(Extracted records)
= = = =

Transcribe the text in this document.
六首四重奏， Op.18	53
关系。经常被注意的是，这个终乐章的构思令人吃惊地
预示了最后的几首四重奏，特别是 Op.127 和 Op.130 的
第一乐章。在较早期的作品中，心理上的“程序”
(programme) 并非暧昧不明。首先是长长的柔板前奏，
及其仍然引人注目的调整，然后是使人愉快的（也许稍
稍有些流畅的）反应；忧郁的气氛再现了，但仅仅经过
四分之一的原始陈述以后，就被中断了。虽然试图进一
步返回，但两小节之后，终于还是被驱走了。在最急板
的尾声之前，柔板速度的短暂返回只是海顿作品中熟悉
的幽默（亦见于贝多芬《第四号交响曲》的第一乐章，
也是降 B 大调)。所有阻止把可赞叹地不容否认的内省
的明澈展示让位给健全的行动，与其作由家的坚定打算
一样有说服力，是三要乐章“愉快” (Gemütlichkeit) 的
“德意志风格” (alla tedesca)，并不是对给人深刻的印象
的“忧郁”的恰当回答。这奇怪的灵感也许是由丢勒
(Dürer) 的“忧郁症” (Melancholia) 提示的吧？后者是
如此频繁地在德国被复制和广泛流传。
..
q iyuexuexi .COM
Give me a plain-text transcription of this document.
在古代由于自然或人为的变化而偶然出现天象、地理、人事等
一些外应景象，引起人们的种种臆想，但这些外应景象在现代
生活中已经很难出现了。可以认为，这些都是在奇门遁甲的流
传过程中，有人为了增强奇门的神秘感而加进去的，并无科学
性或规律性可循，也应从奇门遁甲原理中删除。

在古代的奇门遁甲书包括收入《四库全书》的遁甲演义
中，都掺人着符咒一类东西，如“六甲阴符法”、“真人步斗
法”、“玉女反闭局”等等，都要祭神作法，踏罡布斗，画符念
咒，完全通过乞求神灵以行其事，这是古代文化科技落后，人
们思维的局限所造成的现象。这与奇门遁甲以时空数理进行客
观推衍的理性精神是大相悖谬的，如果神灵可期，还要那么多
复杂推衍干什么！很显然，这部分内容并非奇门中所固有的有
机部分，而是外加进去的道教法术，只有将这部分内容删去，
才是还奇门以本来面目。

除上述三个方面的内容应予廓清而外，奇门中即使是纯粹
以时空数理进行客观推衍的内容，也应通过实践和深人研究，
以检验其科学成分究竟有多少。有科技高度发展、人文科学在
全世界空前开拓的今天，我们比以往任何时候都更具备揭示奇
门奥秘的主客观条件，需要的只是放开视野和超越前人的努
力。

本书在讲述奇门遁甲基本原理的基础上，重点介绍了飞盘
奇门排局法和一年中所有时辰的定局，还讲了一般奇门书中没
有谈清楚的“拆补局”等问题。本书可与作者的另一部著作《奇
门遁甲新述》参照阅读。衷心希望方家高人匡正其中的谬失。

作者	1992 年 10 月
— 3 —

= = = =

EXERCISE GOAL:
Reproduce each entry exactly, leaving out nothing.

CORRECT RESPONSE:
Transcribe the text in this document.
六首四重奏， Op.18	53
关系。经常被注意的是，这个终乐章的构思令人吃惊地
预示了最后的几首四重奏，特别是 Op.127 和 Op.130 的
第一乐章。在较早期的作品中，心理上的“程序”
(programme) 并非暧昧不明。首先是长长的柔板前奏，
及其仍然引人注目的调整，然后是使人愉快的（也许稍
稍有些流畅的）反应；忧郁的气氛再现了，但仅仅经过
四分之一的原始陈述以后，就被中断了。虽然试图进一
步返回，但两小节之后，终于还是被驱走了。在最急板
的尾声之前，柔板速度的短暂返回只是海顿作品中熟悉
的幽默（亦见于贝多芬《第四号交响曲》的第一乐章，
也是降 B 大调)。所有阻止把可赞叹地不容否认的内省
的明澈展示让位给健全的行动，与其作由家的坚定打算
一样有说服力，是三要乐章“愉快” (Gemütlichkeit) 的
“德意志风格” (alla tedesca)，并不是对给人深刻的印象
的“忧郁”的恰当回答。这奇怪的灵感也许是由丢勒
(Dürer) 的“忧郁症” (Melancholia) 提示的吧？后者是
如此频繁地在德国被复制和广泛流传。
..
q iyuexuexi .COM
Give me a plain-text transcription of this document.
在古代由于自然或人为的变化而偶然出现天象、地理、人事等
一些外应景象，引起人们的种种臆想，但这些外应景象在现代
生活中已经很难出现了。可以认为，这些都是在奇门遁甲的流
传过程中，有人为了增强奇门的神秘感而加进去的，并无科学
性或规律性可循，也应从奇门遁甲原理中删除。

在古代的奇门遁甲书包括收入《四库全书》的遁甲演义
中，都掺人着符咒一类东西，如“六甲阴符法”、“真人步斗
法”、“玉女反闭局”等等，都要祭神作法，踏罡布斗，画符念
咒，完全通过乞求神灵以行其事，这是古代文化科技落后，人
们思维的局限所造成的现象。这与奇门遁甲以时空数理进行客
观推衍的理性精神是大相悖谬的，如果神灵可期，还要那么多
复杂推衍干什么！很显然，这部分内容并非奇门中所固有的有
机部分，而是外加进去的道教法术，只有将这部分内容删去，
才是还奇门以本来面目。

除上述三个方面的内容应予廓清而外，奇门中即使是纯粹
以时空数理进行客观推衍的内容，也应通过实践和深人研究，
以检验其科学成分究竟有多少。有科技高度发展、人文科学在
全世界空前开拓的今天，我们比以往任何时候都更具备揭示奇
门奥秘的主客观条件，需要的只是放开视野和超越前人的努
力。

本书在讲述奇门遁甲基本原理的基础上，重点介绍了飞盘
奇门排局法和一年中所有时辰的定局，还讲了一般奇门书中没
有谈清楚的“拆补局”等问题。本书可与作者的另一部著作《奇
门遁甲新述》参照阅读。衷心希望方家高人匡正其中的谬失。

作者	1992 年 10 月
— 3 —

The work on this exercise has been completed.